What to produce: Go through the listing below and gather every line with the word "icon".

Source data:

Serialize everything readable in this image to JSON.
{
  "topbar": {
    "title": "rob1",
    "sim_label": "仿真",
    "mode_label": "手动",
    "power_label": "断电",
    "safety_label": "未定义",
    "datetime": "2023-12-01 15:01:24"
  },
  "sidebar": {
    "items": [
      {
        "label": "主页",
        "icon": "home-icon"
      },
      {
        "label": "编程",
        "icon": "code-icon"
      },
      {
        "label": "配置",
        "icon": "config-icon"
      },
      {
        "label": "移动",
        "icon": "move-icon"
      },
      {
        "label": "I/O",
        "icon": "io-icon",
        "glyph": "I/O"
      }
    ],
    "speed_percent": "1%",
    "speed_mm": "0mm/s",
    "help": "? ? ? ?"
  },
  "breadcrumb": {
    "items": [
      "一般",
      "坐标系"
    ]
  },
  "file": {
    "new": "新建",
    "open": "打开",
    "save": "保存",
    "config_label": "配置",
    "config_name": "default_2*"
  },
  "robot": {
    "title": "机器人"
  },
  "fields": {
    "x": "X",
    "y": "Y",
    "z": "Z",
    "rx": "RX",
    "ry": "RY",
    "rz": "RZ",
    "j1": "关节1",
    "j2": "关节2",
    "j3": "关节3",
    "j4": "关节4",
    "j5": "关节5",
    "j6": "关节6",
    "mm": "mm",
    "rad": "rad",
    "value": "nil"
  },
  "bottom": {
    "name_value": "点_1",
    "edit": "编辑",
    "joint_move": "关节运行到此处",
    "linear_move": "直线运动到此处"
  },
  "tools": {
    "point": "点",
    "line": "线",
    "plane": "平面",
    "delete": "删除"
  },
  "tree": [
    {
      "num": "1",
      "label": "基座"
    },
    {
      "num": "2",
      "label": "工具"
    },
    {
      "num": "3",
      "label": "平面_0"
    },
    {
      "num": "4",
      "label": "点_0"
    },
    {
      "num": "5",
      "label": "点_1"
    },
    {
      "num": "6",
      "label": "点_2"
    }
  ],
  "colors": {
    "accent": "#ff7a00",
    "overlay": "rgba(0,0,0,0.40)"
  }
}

Result of this task:
        "icon": "home-icon"
        "icon": "code-icon"
        "icon": "config-icon"
        "icon": "move-icon"
        "icon": "io-icon",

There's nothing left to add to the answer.